▶ **THE TASK**:
Produce an exact copy of the lines from the line containing "Output the text content of this document." through the last line of the listing below, both ends included, and nothing else.

[Records contained in a dataset]

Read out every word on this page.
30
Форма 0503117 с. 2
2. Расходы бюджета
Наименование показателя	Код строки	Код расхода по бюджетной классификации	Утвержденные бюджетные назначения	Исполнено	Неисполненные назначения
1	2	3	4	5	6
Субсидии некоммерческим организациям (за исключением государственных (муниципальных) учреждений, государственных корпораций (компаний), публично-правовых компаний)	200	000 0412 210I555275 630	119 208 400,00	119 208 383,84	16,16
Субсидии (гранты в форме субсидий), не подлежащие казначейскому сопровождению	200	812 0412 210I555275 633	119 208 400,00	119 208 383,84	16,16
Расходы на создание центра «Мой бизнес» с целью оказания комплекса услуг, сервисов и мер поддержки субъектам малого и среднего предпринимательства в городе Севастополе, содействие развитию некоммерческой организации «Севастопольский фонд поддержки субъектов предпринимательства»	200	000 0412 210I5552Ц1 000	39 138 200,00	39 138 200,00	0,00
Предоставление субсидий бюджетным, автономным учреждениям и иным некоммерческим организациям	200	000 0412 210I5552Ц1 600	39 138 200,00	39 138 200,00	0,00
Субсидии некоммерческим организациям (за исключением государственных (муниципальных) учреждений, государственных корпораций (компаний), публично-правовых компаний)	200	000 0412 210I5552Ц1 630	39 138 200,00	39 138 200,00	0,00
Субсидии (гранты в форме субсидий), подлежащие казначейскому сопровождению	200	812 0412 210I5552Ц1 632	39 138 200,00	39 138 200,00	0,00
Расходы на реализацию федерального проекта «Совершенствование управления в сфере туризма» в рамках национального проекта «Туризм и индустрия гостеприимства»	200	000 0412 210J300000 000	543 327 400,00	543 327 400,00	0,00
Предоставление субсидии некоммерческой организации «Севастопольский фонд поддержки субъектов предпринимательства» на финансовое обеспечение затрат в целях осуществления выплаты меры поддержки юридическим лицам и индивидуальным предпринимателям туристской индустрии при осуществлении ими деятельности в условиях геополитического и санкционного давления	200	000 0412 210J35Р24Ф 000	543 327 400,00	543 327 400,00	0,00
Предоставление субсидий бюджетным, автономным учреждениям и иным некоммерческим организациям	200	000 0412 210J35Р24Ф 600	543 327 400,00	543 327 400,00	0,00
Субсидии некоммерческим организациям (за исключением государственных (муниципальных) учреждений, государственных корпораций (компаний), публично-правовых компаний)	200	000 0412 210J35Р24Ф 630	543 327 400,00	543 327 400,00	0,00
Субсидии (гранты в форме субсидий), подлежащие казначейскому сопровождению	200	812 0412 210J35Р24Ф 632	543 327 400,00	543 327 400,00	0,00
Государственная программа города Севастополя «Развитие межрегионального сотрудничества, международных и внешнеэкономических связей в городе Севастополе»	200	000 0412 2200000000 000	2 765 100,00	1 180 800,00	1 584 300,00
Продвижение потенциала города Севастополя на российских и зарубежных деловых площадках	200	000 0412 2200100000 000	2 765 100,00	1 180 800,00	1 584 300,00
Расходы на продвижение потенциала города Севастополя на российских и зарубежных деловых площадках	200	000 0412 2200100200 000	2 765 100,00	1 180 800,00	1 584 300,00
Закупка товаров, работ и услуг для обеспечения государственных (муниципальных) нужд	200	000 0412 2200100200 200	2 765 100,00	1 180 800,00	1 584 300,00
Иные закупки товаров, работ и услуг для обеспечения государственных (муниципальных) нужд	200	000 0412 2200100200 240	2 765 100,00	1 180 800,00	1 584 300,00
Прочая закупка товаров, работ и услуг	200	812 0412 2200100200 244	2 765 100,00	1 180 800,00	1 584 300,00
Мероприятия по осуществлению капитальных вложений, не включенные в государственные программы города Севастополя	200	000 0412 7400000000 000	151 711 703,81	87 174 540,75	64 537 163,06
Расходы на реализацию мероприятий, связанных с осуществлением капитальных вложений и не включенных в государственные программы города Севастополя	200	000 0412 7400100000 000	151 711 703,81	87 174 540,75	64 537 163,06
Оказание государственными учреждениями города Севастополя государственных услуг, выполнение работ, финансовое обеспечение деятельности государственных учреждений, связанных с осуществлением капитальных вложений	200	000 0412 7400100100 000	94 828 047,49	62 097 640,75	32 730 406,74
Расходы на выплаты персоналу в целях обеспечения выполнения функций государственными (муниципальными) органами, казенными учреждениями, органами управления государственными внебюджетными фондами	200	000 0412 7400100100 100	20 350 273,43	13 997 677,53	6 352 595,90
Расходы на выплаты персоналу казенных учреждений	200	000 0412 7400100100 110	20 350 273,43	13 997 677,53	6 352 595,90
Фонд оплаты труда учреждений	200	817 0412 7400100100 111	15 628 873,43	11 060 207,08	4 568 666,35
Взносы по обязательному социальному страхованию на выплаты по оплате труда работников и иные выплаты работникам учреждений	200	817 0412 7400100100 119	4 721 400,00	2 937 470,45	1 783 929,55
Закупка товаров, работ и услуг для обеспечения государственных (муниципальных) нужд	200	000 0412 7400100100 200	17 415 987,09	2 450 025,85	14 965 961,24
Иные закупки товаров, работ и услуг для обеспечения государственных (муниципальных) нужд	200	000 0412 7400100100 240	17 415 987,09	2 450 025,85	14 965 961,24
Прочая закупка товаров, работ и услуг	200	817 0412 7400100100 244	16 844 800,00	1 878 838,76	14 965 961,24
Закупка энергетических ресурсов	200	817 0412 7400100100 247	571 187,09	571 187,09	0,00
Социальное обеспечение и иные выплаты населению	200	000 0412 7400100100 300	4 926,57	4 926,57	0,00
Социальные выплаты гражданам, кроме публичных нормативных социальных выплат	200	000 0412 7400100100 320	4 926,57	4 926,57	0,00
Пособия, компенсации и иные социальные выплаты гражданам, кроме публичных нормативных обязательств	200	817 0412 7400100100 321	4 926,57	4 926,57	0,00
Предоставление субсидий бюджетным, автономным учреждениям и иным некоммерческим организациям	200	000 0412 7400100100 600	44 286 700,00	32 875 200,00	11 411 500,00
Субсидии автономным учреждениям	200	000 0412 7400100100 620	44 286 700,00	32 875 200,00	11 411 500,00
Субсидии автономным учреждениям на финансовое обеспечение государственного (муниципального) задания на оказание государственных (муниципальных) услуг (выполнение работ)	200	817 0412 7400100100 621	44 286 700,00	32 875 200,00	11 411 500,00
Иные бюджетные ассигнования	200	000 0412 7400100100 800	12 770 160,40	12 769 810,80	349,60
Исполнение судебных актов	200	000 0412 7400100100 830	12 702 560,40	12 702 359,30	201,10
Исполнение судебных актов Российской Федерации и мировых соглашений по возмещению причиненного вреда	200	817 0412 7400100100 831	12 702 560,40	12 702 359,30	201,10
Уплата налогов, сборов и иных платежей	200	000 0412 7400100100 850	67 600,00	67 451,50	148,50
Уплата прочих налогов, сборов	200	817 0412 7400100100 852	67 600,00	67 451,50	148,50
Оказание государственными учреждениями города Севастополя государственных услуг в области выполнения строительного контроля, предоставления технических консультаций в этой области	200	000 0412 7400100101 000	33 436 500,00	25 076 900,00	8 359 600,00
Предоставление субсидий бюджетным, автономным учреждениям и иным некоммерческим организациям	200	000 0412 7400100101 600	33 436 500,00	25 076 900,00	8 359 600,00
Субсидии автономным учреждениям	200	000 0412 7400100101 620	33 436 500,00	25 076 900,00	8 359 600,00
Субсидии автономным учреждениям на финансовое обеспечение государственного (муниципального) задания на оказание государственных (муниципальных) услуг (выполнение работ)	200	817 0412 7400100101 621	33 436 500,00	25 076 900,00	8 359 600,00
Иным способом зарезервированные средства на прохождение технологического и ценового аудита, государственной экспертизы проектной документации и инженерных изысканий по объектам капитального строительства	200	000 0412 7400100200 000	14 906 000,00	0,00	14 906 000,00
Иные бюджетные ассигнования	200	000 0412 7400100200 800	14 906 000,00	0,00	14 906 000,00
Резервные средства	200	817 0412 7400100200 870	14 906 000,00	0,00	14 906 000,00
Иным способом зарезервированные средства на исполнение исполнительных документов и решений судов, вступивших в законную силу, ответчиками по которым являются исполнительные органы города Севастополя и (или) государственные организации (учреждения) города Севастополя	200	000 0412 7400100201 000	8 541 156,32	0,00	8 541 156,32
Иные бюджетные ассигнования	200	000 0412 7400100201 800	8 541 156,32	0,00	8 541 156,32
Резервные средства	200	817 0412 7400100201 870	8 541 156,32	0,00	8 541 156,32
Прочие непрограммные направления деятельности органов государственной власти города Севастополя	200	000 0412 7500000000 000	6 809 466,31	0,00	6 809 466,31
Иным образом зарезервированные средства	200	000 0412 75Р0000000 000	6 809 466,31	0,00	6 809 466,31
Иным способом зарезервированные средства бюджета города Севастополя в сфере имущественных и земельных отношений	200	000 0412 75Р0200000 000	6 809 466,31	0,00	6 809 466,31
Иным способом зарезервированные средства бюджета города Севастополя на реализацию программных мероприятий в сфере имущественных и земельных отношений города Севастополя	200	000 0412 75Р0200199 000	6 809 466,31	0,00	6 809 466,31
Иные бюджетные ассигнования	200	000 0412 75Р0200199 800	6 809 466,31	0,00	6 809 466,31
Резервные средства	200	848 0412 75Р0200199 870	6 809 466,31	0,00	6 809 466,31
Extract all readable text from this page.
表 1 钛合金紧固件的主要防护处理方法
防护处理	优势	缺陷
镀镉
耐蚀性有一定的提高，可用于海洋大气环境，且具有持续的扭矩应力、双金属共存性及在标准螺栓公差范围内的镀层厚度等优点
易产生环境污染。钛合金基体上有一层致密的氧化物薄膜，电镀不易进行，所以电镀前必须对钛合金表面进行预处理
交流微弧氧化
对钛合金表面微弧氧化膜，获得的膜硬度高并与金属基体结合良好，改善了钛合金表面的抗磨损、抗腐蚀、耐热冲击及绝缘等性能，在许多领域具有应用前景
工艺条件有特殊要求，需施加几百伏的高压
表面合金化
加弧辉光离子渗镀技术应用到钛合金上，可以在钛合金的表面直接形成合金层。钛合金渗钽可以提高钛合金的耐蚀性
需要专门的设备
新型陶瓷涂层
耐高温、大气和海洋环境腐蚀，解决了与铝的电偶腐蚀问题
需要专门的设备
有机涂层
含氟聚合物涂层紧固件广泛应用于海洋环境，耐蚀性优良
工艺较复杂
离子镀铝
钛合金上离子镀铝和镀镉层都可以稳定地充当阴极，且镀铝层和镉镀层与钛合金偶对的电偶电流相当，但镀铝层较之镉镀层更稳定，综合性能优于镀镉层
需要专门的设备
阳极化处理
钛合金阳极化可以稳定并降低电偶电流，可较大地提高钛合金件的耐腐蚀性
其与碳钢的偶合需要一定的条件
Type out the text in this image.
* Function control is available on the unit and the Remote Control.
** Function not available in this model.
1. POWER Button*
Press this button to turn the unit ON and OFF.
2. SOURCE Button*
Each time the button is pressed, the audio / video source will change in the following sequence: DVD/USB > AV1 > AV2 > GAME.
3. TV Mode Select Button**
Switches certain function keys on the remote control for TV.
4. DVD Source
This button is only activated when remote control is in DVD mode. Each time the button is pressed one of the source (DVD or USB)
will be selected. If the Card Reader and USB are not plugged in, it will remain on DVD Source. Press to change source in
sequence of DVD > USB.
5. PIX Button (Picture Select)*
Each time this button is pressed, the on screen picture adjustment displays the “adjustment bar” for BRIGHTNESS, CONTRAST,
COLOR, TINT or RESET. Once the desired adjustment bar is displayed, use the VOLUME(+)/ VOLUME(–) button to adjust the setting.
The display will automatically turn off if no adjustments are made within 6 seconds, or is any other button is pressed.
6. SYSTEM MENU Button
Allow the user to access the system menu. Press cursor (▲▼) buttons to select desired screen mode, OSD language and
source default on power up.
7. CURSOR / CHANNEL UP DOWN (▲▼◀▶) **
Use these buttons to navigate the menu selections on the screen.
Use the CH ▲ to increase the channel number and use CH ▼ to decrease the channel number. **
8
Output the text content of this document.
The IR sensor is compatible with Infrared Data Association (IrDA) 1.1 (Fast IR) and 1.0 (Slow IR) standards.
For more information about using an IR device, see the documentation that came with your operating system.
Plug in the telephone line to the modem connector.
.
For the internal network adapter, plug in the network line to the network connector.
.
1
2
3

▶ **COMPLETE OUTPUT**:
Output the text content of this document.
The IR sensor is compatible with Infrared Data Association (IrDA) 1.1 (Fast IR) and 1.0 (Slow IR) standards.
For more information about using an IR device, see the documentation that came with your operating system.
Plug in the telephone line to the modem connector.
.
For the internal network adapter, plug in the network line to the network connector.
.
1
2
3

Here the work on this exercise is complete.